SHORT PROBLEM -
Gather all lines with the word "points" in them.
───── RECORD LIST
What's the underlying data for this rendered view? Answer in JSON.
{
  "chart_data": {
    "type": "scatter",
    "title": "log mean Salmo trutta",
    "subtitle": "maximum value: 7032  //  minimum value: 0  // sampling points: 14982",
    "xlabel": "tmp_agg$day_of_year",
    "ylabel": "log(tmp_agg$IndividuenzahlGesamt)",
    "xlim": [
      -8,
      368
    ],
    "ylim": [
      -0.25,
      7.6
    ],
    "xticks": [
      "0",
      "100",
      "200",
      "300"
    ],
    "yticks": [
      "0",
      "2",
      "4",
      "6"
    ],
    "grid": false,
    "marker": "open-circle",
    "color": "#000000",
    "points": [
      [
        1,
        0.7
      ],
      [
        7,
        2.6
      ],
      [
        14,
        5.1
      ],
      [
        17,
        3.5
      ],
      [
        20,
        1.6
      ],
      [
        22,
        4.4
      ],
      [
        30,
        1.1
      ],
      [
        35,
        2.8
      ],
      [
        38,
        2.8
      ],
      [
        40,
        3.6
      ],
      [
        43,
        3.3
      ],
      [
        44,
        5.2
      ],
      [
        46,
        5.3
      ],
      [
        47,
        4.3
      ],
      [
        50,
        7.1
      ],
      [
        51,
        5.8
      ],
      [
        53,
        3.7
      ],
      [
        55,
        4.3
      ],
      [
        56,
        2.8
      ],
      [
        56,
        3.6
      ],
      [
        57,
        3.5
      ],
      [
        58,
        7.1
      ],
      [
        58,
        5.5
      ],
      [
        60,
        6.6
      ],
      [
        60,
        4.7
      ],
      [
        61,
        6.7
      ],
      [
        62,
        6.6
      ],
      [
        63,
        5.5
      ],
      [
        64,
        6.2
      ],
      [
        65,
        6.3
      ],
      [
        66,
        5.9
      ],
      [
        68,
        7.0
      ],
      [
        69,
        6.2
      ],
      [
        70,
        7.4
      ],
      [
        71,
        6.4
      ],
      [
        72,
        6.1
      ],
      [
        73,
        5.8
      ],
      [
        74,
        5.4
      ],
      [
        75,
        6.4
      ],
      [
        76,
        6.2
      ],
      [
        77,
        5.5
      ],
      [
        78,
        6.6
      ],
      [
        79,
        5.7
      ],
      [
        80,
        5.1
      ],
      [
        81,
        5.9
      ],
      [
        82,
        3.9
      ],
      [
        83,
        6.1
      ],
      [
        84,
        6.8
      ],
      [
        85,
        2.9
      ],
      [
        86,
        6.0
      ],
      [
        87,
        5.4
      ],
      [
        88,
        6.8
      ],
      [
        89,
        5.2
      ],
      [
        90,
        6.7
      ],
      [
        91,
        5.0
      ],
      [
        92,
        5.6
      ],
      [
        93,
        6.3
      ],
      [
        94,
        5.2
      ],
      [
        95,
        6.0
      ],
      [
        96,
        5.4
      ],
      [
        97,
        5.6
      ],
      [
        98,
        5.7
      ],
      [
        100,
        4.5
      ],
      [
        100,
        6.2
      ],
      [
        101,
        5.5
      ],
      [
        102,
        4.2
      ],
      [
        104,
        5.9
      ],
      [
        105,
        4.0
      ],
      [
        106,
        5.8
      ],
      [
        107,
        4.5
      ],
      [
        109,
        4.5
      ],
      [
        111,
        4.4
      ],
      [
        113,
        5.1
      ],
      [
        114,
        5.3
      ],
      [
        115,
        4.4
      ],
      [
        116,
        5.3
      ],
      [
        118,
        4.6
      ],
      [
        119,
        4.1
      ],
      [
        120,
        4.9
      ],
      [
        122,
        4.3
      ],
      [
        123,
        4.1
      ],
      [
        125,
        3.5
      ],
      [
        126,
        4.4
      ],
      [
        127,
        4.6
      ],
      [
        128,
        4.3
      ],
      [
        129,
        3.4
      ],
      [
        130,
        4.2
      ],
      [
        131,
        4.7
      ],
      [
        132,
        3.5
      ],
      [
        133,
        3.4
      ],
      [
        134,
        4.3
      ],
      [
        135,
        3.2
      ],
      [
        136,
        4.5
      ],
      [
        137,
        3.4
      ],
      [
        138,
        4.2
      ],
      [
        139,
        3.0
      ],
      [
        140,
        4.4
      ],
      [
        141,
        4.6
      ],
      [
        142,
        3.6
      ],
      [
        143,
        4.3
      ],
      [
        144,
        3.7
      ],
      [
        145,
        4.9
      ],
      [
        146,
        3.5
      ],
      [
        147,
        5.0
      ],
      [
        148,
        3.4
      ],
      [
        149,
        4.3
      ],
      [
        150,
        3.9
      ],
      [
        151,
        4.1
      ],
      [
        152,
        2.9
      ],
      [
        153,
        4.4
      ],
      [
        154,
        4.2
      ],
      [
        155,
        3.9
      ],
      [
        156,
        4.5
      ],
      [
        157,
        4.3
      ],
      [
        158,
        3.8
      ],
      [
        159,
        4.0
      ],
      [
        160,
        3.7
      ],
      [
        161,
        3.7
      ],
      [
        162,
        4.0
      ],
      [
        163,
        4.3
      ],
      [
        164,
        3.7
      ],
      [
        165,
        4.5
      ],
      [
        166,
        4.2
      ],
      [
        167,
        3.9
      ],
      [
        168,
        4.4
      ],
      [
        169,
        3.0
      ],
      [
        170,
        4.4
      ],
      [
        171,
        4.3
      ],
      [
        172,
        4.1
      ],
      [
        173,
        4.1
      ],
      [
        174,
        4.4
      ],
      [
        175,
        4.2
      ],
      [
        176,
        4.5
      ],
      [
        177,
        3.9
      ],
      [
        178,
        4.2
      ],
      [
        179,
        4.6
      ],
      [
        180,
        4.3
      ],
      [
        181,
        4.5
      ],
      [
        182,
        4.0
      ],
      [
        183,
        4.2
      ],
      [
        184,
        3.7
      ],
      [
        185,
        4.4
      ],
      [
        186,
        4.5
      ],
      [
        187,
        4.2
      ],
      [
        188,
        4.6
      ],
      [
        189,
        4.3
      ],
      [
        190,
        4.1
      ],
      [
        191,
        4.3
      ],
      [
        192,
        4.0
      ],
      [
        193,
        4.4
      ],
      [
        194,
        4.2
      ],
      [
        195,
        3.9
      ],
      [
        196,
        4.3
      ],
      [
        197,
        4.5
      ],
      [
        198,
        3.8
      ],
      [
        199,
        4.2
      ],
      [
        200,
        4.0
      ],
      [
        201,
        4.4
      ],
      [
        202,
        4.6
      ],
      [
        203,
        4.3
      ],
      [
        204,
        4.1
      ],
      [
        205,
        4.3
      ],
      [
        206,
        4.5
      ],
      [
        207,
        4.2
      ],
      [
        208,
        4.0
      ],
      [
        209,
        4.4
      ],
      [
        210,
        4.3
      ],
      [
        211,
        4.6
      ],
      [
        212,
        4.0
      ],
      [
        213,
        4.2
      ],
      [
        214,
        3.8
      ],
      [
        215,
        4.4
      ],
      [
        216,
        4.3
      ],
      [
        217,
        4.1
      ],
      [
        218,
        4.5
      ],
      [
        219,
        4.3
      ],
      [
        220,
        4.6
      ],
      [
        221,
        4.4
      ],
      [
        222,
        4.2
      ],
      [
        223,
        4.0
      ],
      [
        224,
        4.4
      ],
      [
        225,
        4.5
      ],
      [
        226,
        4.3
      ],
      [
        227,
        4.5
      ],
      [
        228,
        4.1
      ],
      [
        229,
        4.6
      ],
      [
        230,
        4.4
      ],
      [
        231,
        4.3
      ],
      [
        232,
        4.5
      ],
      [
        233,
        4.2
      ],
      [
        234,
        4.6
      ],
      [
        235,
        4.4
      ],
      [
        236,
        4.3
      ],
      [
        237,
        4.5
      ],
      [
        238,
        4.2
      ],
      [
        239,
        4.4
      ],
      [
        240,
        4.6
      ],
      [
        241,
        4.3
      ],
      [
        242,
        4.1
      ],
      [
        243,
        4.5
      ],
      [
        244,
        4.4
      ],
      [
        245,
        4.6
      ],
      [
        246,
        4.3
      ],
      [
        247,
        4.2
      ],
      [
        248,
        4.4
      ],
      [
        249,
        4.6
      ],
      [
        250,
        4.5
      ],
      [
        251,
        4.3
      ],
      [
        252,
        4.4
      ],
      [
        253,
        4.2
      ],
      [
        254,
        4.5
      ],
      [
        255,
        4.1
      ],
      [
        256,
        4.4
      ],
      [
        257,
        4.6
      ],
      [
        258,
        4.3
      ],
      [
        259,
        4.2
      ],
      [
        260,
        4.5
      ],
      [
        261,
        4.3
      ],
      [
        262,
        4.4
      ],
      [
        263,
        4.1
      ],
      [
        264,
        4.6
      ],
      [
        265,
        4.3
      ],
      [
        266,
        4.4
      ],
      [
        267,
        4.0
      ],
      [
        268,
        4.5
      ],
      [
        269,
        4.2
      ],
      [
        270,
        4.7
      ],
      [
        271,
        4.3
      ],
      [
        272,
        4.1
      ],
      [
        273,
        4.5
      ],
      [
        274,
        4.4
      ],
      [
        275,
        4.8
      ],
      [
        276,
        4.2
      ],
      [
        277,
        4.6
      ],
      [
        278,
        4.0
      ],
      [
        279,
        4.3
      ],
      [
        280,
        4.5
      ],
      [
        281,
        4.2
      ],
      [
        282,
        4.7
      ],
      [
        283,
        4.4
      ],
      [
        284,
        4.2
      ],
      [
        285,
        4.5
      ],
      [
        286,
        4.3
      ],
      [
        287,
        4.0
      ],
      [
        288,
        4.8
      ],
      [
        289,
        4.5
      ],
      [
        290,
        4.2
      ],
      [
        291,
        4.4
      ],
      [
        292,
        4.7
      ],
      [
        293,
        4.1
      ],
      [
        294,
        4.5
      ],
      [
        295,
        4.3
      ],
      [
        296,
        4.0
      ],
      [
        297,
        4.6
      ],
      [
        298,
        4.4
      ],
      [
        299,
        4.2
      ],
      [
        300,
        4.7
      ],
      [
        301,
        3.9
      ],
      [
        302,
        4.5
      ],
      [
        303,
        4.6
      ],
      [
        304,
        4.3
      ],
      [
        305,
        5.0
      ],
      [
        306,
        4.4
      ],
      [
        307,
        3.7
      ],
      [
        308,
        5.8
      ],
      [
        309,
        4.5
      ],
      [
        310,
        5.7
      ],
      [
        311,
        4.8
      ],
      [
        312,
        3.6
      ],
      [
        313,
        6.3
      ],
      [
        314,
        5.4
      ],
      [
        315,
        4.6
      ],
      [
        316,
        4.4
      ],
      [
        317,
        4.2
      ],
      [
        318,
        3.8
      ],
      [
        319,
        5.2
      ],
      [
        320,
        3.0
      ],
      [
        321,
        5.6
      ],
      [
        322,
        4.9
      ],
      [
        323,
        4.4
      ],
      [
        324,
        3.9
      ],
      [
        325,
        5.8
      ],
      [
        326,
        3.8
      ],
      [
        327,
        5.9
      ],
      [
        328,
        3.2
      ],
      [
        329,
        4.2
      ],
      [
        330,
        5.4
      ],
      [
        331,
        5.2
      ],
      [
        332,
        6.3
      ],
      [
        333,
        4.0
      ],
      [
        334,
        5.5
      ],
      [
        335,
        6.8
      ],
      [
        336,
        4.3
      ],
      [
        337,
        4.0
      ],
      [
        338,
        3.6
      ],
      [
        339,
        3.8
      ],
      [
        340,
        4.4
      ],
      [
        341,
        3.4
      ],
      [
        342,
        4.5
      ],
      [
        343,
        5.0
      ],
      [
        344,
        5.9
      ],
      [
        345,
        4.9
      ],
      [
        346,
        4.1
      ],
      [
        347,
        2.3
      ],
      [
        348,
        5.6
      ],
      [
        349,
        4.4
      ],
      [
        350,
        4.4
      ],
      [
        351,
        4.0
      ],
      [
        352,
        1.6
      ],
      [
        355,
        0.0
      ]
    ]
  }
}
──────────
IN RESPONSE -
    "subtitle": "maximum value: 7032  //  minimum value: 0  // sampling points: 14982",
    "points": [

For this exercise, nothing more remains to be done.